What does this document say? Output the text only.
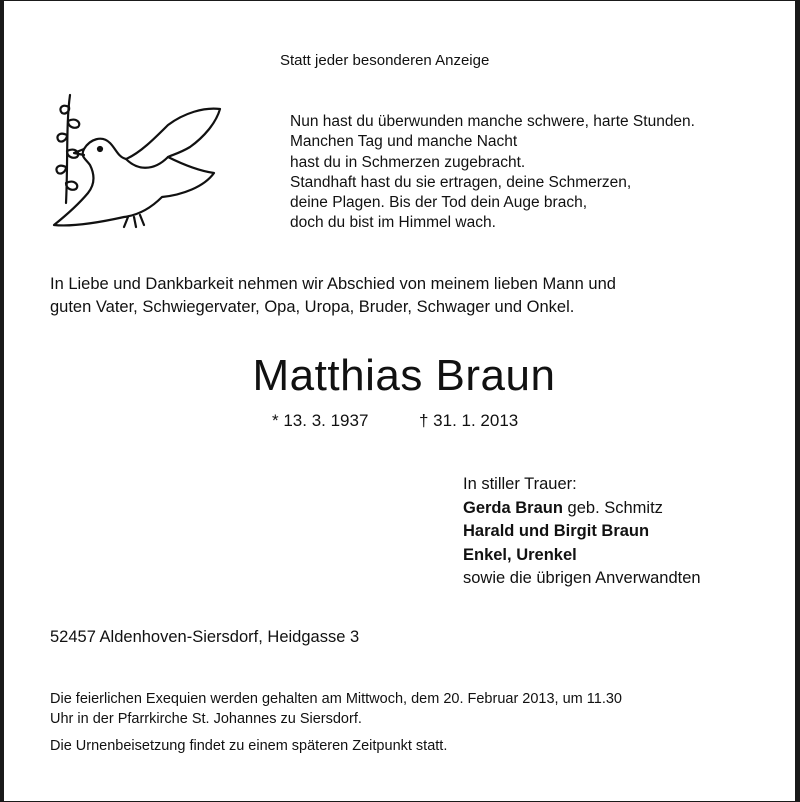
Statt jeder besonderen Anzeige
Nun hast du überwunden manche schwere, harte Stunden.
Manchen Tag und manche Nacht
hast du in Schmerzen zugebracht.
Standhaft hast du sie ertragen, deine Schmerzen,
deine Plagen. Bis der Tod dein Auge brach,
doch du bist im Himmel wach.
In Liebe und Dankbarkeit nehmen wir Abschied von meinem lieben Mann und
guten Vater, Schwiegervater, Opa, Uropa, Bruder, Schwager und Onkel.
Matthias Braun
* 13. 3. 1937	† 31. 1. 2013
In stiller Trauer:
Gerda Braun geb. Schmitz
Harald und Birgit Braun
Enkel, Urenkel
sowie die übrigen Anverwandten
52457 Aldenhoven-Siersdorf, Heidgasse 3
Die feierlichen Exequien werden gehalten am Mittwoch, dem 20. Februar 2013, um 11.30
Uhr in der Pfarrkirche St. Johannes zu Siersdorf.
Die Urnenbeisetzung findet zu einem späteren Zeitpunkt statt.
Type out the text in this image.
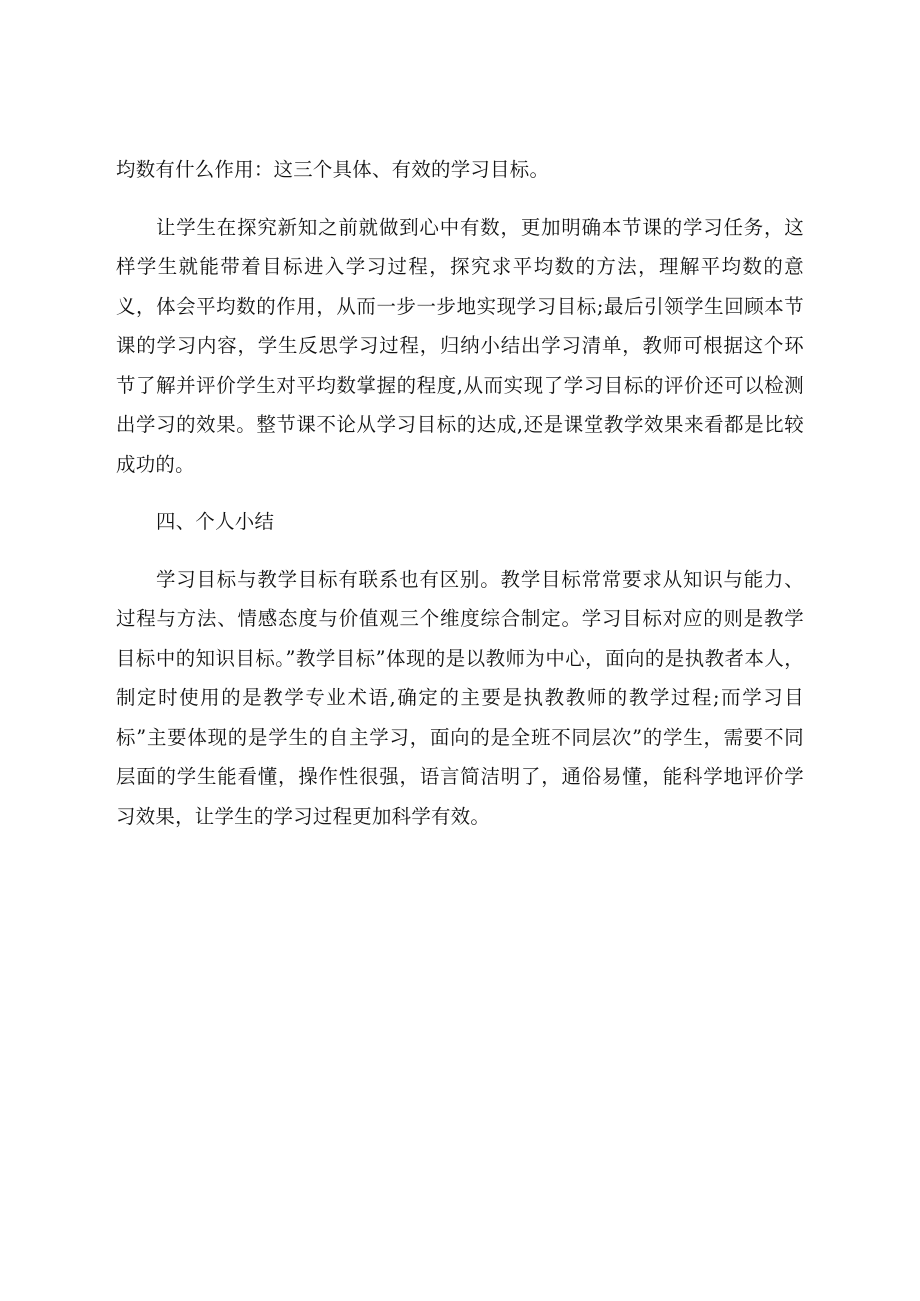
均数有什么作用：这三个具体、有效的学习目标。

让学生在探究新知之前就做到心中有数，更加明确本节课的学习任务，这样学生就能带着目标进入学习过程，探究求平均数的方法，理解平均数的意义，体会平均数的作用，从而一步一步地实现学习目标;最后引领学生回顾本节课的学习内容，学生反思学习过程，归纳小结出学习清单，教师可根据这个环节了解并评价学生对平均数掌握的程度,从而实现了学习目标的评价还可以检测出学习的效果。整节课不论从学习目标的达成,还是课堂教学效果来看都是比较成功的。

四、个人小结

学习目标与教学目标有联系也有区别。教学目标常常要求从知识与能力、过程与方法、情感态度与价值观三个维度综合制定。学习目标对应的则是教学目标中的知识目标。”教学目标”体现的是以教师为中心，面向的是执教者本人，制定时使用的是教学专业术语,确定的主要是执教教师的教学过程;而学习目标”主要体现的是学生的自主学习，面向的是全班不同层次”的学生，需要不同层面的学生能看懂，操作性很强，语言简洁明了，通俗易懂，能科学地评价学习效果，让学生的学习过程更加科学有效。
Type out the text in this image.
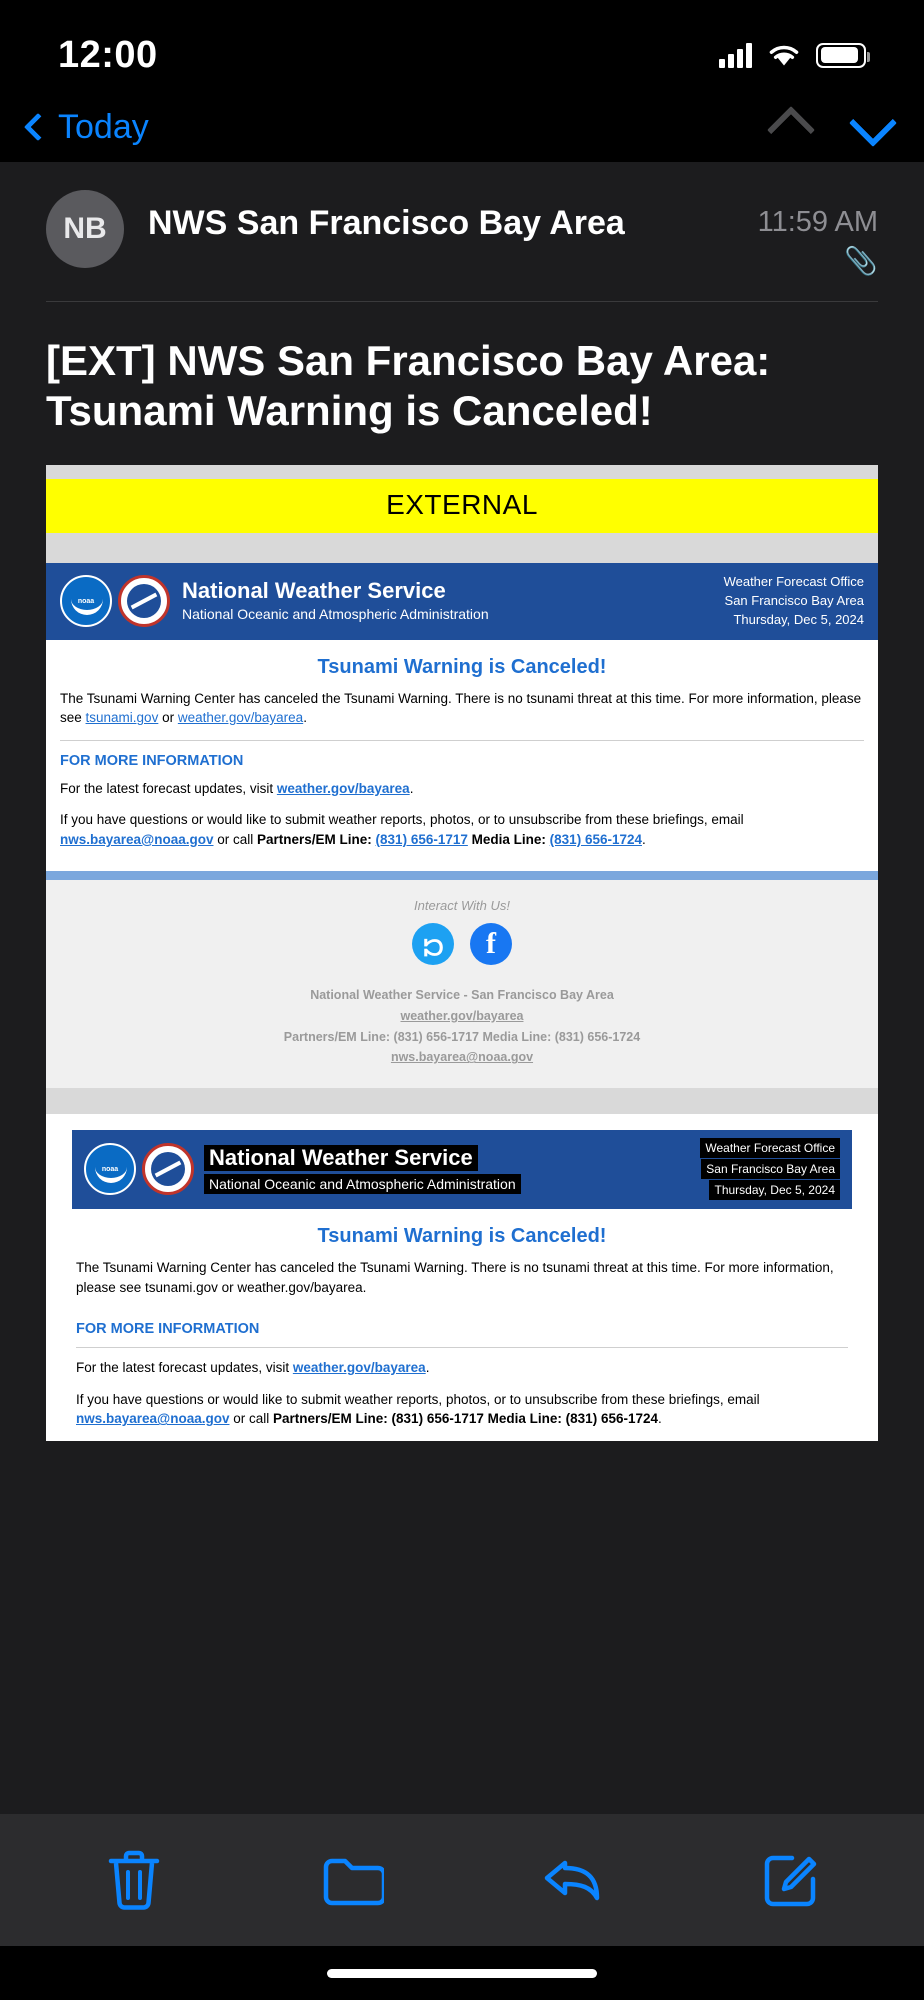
12:00
Today
NB	NWS San Francisco Bay Area	11:59 AM
📎
[EXT] NWS San Francisco Bay Area: Tsunami Warning is Canceled!
EXTERNAL
noaa	National Weather Service
National Oceanic and Atmospheric Administration
Weather Forecast Office
San Francisco Bay Area
Thursday, Dec 5, 2024
Tsunami Warning is Canceled!
The Tsunami Warning Center has canceled the Tsunami Warning. There is no tsunami threat at this time. For more information, please see tsunami.gov or weather.gov/bayarea.
FOR MORE INFORMATION
For the latest forecast updates, visit weather.gov/bayarea.
If you have questions or would like to submit weather reports, photos, or to unsubscribe from these briefings, email nws.bayarea@noaa.gov or call Partners/EM Line: (831) 656-1717 Media Line: (831) 656-1724.
Interact With Us!
𝈀	f
National Weather Service - San Francisco Bay Area
weather.gov/bayarea
Partners/EM Line: (831) 656-1717 Media Line: (831) 656-1724
nws.bayarea@noaa.gov
noaa	National Weather Service
National Oceanic and Atmospheric Administration
Weather Forecast Office
San Francisco Bay Area
Thursday, Dec 5, 2024
Tsunami Warning is Canceled!
The Tsunami Warning Center has canceled the Tsunami Warning. There is no tsunami threat at this time. For more information, please see tsunami.gov or weather.gov/bayarea.
FOR MORE INFORMATION
For the latest forecast updates, visit weather.gov/bayarea.
If you have questions or would like to submit weather reports, photos, or to unsubscribe from these briefings, email nws.bayarea@noaa.gov or call Partners/EM Line: (831) 656-1717 Media Line: (831) 656-1724.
------------------------
EXERCISE INSTRUCTIONS ▸ Ignore the images and quote every line of the listing exactly.

SOLUTION FOR THIS EXERCISE ▸
What does this document say? Output the text only.
Statt jeder besonderen Anzeige
Nun hast du überwunden manche schwere, harte Stunden.
Manchen Tag und manche Nacht
hast du in Schmerzen zugebracht.
Standhaft hast du sie ertragen, deine Schmerzen,
deine Plagen. Bis der Tod dein Auge brach,
doch du bist im Himmel wach.
In Liebe und Dankbarkeit nehmen wir Abschied von meinem lieben Mann und
guten Vater, Schwiegervater, Opa, Uropa, Bruder, Schwager und Onkel.
Matthias Braun
* 13. 3. 1937	† 31. 1. 2013
In stiller Trauer:
Gerda Braun geb. Schmitz
Harald und Birgit Braun
Enkel, Urenkel
sowie die übrigen Anverwandten
52457 Aldenhoven-Siersdorf, Heidgasse 3
Die feierlichen Exequien werden gehalten am Mittwoch, dem 20. Februar 2013, um 11.30
Uhr in der Pfarrkirche St. Johannes zu Siersdorf.
Die Urnenbeisetzung findet zu einem späteren Zeitpunkt statt.
Type out the text in this image.
均数有什么作用：这三个具体、有效的学习目标。

让学生在探究新知之前就做到心中有数，更加明确本节课的学习任务，这样学生就能带着目标进入学习过程，探究求平均数的方法，理解平均数的意义，体会平均数的作用，从而一步一步地实现学习目标;最后引领学生回顾本节课的学习内容，学生反思学习过程，归纳小结出学习清单，教师可根据这个环节了解并评价学生对平均数掌握的程度,从而实现了学习目标的评价还可以检测出学习的效果。整节课不论从学习目标的达成,还是课堂教学效果来看都是比较成功的。

四、个人小结

学习目标与教学目标有联系也有区别。教学目标常常要求从知识与能力、过程与方法、情感态度与价值观三个维度综合制定。学习目标对应的则是教学目标中的知识目标。”教学目标”体现的是以教师为中心，面向的是执教者本人，制定时使用的是教学专业术语,确定的主要是执教教师的教学过程;而学习目标”主要体现的是学生的自主学习，面向的是全班不同层次”的学生，需要不同层面的学生能看懂，操作性很强，语言简洁明了，通俗易懂，能科学地评价学习效果，让学生的学习过程更加科学有效。
Type out the text in this image.
12:00
Today
NB	NWS San Francisco Bay Area	11:59 AM
📎
[EXT] NWS San Francisco Bay Area: Tsunami Warning is Canceled!
EXTERNAL
noaa	National Weather Service
National Oceanic and Atmospheric Administration
Weather Forecast Office
San Francisco Bay Area
Thursday, Dec 5, 2024
Tsunami Warning is Canceled!
The Tsunami Warning Center has canceled the Tsunami Warning. There is no tsunami threat at this time. For more information, please see tsunami.gov or weather.gov/bayarea.
FOR MORE INFORMATION
For the latest forecast updates, visit weather.gov/bayarea.
If you have questions or would like to submit weather reports, photos, or to unsubscribe from these briefings, email nws.bayarea@noaa.gov or call Partners/EM Line: (831) 656-1717 Media Line: (831) 656-1724.
Interact With Us!
𝈀	f
National Weather Service - San Francisco Bay Area
weather.gov/bayarea
Partners/EM Line: (831) 656-1717 Media Line: (831) 656-1724
nws.bayarea@noaa.gov
noaa	National Weather Service
National Oceanic and Atmospheric Administration
Weather Forecast Office
San Francisco Bay Area
Thursday, Dec 5, 2024
Tsunami Warning is Canceled!
The Tsunami Warning Center has canceled the Tsunami Warning. There is no tsunami threat at this time. For more information, please see tsunami.gov or weather.gov/bayarea.
FOR MORE INFORMATION
For the latest forecast updates, visit weather.gov/bayarea.
If you have questions or would like to submit weather reports, photos, or to unsubscribe from these briefings, email nws.bayarea@noaa.gov or call Partners/EM Line: (831) 656-1717 Media Line: (831) 656-1724.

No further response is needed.